[Saved data entries]
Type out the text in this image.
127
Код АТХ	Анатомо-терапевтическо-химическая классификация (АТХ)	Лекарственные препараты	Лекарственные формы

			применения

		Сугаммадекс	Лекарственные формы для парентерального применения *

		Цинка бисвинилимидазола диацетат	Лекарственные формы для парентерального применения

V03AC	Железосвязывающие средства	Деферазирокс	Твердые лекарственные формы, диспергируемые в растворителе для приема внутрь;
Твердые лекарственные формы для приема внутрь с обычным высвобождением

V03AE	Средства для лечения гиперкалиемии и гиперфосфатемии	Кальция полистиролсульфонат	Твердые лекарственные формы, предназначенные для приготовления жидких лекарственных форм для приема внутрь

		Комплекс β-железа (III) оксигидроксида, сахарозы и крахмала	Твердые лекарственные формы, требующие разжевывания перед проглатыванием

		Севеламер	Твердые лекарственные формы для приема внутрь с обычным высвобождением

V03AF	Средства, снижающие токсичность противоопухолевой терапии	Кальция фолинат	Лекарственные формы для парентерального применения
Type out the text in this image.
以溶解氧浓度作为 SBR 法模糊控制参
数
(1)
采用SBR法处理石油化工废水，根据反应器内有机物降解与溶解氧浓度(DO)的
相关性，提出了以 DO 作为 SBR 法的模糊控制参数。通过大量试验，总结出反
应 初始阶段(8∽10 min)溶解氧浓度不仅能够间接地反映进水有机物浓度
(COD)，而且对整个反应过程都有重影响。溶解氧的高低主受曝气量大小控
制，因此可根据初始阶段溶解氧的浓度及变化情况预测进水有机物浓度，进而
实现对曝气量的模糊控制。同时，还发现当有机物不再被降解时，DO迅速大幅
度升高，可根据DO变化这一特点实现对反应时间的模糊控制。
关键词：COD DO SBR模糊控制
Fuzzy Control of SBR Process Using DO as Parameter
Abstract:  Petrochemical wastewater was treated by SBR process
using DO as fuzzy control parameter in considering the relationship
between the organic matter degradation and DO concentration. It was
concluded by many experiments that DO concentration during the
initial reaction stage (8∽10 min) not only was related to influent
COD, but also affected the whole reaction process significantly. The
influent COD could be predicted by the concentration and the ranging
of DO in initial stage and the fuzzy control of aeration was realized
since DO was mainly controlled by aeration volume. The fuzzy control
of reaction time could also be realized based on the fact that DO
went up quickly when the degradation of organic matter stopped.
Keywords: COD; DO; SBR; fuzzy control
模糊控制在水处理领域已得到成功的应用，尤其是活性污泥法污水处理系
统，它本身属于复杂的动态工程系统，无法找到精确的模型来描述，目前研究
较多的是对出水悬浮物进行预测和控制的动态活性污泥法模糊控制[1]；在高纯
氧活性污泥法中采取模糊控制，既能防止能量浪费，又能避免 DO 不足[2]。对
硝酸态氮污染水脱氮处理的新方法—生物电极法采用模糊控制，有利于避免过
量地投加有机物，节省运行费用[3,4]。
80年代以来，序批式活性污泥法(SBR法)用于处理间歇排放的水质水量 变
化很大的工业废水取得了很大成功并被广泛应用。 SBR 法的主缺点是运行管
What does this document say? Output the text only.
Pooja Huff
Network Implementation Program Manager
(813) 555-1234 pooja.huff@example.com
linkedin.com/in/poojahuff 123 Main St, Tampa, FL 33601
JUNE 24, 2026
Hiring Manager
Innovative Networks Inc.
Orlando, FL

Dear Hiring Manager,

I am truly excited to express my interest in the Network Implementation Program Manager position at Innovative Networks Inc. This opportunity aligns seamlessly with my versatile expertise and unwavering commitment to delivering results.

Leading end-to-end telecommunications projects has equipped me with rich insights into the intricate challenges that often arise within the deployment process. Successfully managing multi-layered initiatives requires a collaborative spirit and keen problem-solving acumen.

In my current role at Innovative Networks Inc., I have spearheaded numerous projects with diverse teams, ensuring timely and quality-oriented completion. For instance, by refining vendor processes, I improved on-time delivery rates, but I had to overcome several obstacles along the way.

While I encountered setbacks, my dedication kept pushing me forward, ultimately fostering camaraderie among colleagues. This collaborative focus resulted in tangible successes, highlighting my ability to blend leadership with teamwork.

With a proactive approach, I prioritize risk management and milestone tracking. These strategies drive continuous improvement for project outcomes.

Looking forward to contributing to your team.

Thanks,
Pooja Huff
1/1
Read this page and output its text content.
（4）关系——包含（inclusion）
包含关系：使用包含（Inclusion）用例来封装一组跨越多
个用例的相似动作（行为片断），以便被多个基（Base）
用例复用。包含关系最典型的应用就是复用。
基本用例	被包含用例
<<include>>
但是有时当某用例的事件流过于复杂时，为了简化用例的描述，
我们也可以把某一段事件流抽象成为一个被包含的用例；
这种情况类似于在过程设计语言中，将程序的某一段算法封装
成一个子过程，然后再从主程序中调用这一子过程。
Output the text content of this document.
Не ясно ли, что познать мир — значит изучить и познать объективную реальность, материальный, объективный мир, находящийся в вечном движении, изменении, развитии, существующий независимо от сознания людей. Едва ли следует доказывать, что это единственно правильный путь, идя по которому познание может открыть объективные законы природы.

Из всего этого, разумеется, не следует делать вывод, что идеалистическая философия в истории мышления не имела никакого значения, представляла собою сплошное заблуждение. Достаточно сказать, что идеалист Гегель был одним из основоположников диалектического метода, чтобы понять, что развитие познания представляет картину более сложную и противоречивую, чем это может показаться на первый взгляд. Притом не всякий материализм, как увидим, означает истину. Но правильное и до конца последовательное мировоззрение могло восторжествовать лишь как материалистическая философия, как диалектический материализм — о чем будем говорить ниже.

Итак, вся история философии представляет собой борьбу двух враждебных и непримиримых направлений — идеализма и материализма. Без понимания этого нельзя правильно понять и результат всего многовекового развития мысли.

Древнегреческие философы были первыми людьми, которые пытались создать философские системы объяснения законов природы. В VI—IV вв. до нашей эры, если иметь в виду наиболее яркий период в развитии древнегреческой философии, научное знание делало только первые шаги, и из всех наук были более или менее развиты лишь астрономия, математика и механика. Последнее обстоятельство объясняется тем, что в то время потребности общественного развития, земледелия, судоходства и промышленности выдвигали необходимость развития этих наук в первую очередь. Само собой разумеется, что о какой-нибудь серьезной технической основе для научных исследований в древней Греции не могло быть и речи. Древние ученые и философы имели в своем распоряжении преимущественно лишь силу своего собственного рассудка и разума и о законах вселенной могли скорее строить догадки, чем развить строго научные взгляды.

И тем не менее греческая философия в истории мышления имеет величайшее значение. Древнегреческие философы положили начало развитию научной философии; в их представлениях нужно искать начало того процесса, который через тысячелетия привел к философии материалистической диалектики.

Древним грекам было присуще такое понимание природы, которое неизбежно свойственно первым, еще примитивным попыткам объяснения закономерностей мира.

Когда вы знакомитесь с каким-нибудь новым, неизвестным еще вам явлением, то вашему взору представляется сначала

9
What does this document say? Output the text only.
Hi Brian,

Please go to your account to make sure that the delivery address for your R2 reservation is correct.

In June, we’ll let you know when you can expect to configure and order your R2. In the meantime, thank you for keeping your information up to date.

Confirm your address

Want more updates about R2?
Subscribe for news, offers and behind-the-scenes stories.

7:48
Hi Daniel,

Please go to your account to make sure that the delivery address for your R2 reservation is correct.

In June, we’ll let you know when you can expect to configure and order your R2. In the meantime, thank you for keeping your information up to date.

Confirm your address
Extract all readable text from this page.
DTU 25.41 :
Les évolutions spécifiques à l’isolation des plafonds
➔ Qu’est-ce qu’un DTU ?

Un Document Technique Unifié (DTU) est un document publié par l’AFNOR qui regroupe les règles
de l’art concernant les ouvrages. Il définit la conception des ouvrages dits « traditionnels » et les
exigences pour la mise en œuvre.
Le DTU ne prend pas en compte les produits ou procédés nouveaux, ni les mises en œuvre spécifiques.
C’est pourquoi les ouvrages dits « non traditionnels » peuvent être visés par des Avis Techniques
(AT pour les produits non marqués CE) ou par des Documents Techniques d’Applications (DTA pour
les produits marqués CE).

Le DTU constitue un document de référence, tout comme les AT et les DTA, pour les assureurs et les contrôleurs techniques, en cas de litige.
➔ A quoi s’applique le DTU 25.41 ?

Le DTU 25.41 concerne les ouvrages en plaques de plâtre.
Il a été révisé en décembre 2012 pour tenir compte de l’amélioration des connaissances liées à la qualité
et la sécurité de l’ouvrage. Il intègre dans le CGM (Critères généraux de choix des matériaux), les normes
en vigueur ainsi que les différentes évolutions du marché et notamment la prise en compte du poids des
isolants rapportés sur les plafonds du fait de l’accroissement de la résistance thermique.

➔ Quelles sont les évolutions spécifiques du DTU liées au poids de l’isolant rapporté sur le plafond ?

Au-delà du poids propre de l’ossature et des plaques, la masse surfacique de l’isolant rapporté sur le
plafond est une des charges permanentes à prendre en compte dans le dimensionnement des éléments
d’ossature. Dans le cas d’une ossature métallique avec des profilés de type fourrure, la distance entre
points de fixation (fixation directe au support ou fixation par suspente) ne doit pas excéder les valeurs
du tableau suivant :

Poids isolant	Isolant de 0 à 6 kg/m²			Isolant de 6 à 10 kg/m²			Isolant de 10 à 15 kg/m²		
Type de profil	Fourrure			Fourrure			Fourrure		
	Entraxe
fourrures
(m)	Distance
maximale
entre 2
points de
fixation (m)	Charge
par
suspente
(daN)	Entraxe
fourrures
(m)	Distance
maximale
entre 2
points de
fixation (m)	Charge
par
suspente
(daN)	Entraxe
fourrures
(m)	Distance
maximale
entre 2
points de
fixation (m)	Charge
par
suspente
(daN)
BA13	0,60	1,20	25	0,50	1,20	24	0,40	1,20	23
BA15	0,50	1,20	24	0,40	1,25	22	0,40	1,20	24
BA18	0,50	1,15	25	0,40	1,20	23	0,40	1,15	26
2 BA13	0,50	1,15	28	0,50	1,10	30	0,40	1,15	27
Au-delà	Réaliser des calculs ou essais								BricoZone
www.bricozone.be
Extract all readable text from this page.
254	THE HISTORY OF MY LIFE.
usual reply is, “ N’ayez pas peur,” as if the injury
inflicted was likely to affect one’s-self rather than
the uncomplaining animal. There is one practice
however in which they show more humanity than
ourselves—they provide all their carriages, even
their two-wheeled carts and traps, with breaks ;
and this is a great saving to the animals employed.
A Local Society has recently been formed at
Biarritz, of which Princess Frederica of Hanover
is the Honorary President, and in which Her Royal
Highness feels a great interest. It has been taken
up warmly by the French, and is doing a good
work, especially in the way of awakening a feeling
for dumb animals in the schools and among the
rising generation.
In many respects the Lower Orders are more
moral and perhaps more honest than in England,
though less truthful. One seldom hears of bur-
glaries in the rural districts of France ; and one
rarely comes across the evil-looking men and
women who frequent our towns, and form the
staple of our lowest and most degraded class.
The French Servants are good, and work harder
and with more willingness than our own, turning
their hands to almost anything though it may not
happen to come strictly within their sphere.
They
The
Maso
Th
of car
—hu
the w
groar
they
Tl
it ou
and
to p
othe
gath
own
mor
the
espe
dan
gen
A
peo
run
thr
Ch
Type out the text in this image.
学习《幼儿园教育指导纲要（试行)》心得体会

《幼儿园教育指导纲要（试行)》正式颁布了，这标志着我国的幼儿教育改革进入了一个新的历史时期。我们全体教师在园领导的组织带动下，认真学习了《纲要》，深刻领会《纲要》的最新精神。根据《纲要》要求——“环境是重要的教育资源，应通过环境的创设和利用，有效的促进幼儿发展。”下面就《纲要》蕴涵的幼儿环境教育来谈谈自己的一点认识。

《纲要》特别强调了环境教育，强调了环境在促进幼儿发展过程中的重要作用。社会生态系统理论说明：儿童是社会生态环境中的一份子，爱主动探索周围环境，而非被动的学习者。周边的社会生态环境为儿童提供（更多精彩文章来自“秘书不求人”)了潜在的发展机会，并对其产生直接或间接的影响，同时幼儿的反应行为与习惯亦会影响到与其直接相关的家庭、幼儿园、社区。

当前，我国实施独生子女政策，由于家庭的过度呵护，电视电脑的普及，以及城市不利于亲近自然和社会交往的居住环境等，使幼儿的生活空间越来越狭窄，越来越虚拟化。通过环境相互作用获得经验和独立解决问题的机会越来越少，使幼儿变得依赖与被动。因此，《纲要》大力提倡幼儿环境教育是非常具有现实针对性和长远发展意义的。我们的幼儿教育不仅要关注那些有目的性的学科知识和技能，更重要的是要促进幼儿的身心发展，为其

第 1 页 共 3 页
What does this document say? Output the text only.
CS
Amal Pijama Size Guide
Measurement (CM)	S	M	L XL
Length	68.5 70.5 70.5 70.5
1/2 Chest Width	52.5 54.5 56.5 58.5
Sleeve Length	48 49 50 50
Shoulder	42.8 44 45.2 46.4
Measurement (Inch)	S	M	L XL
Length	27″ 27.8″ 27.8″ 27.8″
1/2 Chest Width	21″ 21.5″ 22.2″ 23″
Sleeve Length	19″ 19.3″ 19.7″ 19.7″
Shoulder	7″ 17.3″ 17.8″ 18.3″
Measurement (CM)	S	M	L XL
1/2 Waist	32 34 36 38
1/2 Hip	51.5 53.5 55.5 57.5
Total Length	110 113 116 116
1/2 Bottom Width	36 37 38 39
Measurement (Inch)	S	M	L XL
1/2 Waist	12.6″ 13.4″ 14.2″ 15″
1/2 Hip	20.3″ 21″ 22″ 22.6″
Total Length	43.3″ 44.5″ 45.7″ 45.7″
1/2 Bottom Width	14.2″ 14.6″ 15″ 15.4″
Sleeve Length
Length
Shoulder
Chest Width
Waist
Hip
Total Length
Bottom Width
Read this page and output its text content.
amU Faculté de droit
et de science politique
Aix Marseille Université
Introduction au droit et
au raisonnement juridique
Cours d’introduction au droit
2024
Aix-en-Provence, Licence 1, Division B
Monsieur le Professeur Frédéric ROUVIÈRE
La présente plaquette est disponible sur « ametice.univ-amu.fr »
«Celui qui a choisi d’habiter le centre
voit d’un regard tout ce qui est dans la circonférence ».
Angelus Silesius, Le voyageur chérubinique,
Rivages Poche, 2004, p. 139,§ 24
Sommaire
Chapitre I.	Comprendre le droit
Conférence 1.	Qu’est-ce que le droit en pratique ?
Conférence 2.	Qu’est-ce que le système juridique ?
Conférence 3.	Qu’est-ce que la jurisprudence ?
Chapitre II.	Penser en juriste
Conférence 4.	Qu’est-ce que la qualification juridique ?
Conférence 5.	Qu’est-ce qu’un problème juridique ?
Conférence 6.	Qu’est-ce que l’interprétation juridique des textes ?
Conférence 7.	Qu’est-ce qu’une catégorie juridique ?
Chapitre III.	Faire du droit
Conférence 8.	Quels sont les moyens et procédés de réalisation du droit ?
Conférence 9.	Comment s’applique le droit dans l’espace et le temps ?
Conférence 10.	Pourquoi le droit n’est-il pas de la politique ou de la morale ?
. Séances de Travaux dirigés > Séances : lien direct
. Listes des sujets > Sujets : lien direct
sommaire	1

### AIM
Look through the material above and pick out each line holding the word "幼儿园教育指导纲要".

### SOLUTION FOR THIS TASK
学习《幼儿园教育指导纲要（试行)》心得体会
《幼儿园教育指导纲要（试行)》正式颁布了，这标志着我国的幼儿教育改革进入了一个新的历史时期。我们全体教师在园领导的组织带动下，认真学习了《纲要》，深刻领会《纲要》的最新精神。根据《纲要》要求——“环境是重要的教育资源，应通过环境的创设和利用，有效的促进幼儿发展。”下面就《纲要》蕴涵的幼儿环境教育来谈谈自己的一点认识。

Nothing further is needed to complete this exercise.